Bounding box prediction data:
=== Begin Enclosure ===
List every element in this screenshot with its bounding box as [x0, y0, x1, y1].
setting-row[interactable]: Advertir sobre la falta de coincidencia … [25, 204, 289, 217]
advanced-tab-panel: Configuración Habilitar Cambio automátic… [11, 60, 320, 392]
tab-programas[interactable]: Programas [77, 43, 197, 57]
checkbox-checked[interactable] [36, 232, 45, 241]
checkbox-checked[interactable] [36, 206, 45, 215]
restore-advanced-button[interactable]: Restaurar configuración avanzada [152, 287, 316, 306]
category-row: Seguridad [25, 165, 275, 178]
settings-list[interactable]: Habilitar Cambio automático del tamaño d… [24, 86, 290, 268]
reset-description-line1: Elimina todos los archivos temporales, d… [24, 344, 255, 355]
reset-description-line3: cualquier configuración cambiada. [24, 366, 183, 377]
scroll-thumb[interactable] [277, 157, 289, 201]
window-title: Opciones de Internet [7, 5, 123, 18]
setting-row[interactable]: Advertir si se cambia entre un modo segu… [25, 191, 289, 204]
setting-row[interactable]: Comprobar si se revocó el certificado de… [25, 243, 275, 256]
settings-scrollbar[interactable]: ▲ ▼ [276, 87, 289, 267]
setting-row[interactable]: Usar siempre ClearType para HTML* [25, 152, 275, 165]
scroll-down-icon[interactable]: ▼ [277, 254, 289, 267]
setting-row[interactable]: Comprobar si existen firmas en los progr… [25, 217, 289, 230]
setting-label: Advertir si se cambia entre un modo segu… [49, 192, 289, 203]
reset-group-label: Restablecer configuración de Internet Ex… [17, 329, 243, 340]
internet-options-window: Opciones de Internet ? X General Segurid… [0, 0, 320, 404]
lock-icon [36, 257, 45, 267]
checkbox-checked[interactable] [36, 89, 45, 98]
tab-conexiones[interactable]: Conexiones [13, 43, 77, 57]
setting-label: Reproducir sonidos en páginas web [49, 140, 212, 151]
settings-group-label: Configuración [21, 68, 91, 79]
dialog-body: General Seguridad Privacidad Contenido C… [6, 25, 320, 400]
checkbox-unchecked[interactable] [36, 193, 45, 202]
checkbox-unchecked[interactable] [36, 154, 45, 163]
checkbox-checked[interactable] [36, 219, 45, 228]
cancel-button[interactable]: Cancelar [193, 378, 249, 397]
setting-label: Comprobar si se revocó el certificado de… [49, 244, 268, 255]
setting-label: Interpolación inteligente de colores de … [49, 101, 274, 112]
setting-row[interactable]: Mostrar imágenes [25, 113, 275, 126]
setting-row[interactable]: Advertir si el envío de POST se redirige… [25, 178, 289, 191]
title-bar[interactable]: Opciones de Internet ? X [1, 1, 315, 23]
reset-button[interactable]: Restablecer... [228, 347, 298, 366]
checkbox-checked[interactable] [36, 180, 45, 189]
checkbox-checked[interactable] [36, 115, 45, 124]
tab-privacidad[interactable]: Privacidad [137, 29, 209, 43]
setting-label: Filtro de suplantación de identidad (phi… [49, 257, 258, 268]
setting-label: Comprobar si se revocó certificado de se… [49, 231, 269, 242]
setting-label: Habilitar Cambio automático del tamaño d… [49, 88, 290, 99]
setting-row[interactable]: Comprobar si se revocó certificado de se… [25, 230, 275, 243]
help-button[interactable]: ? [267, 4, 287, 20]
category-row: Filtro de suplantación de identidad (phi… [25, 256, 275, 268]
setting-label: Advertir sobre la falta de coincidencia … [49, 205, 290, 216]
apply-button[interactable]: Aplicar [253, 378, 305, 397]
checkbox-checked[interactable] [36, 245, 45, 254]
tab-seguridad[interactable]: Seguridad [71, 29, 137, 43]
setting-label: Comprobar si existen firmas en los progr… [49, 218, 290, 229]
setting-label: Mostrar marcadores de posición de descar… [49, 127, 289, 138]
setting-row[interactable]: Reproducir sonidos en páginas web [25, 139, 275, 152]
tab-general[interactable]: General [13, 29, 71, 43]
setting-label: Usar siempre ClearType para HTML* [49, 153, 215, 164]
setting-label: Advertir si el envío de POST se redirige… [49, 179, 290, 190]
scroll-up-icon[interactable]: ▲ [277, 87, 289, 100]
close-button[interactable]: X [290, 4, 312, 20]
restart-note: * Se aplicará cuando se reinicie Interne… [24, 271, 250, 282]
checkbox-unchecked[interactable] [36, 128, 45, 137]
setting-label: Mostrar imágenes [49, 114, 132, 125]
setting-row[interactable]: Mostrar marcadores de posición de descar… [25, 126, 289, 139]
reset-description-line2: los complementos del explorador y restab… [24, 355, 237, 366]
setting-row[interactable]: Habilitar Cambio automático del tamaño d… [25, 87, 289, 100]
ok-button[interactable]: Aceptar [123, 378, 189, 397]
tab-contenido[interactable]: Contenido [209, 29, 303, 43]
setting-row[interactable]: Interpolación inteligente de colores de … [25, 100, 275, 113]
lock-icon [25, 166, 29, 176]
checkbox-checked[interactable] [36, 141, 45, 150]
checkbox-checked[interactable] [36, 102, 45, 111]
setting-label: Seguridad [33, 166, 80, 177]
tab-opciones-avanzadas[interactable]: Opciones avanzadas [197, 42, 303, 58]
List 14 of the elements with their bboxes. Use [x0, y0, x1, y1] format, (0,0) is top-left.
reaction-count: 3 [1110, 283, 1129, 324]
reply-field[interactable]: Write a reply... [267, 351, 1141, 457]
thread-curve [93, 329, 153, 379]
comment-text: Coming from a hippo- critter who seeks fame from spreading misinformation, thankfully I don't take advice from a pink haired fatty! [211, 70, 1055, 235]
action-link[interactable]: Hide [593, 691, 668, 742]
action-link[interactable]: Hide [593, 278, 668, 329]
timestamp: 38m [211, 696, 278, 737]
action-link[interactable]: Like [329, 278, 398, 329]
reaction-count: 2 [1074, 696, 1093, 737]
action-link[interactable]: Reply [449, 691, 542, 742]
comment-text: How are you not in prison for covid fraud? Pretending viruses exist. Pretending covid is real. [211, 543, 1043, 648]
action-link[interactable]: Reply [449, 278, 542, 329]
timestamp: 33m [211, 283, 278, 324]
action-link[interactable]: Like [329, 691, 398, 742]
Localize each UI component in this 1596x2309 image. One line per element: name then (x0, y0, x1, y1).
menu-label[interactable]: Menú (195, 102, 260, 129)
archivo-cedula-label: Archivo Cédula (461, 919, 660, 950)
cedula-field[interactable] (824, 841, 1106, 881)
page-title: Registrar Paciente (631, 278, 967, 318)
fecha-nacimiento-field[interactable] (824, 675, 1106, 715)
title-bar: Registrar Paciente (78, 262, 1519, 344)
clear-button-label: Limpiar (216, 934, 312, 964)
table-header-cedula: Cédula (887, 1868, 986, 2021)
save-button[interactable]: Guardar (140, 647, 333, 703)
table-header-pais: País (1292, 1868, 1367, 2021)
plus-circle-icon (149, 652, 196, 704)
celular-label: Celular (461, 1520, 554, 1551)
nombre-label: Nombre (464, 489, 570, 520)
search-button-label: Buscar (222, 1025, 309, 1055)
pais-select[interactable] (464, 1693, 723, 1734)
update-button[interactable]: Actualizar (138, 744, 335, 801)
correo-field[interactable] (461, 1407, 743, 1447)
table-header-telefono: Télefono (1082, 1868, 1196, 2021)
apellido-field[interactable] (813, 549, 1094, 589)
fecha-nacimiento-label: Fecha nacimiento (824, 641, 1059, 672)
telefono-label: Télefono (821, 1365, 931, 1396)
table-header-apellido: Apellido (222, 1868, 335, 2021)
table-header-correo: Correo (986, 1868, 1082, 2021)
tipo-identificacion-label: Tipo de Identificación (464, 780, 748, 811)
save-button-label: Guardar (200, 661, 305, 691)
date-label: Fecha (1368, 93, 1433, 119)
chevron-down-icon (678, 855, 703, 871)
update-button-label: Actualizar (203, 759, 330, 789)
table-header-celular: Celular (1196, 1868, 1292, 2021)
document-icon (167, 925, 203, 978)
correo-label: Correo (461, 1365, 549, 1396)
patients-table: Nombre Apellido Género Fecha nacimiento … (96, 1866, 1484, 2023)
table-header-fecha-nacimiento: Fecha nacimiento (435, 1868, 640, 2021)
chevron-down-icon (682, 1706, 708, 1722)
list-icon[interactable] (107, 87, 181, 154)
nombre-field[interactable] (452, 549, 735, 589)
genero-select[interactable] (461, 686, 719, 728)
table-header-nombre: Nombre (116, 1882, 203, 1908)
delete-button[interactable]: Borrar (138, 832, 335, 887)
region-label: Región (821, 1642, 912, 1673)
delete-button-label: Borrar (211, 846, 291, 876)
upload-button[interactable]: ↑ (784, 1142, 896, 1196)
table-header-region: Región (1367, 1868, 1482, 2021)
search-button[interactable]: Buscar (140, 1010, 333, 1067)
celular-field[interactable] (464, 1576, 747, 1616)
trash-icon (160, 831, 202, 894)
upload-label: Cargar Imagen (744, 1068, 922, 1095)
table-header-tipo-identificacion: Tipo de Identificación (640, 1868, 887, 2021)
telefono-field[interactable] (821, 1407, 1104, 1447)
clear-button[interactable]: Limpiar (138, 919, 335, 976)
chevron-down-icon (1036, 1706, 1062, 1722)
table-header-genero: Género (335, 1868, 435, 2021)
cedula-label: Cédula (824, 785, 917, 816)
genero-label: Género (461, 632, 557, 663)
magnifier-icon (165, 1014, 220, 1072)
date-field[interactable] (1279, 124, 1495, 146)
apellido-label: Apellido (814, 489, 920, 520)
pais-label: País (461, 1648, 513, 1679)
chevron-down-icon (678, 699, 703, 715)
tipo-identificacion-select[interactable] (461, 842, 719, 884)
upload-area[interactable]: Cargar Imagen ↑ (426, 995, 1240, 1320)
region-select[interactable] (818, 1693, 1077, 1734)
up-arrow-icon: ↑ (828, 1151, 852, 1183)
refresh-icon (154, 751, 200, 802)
=== End Enclosure ===
Write down how many lines above contain the string "POST", and nothing besides.

2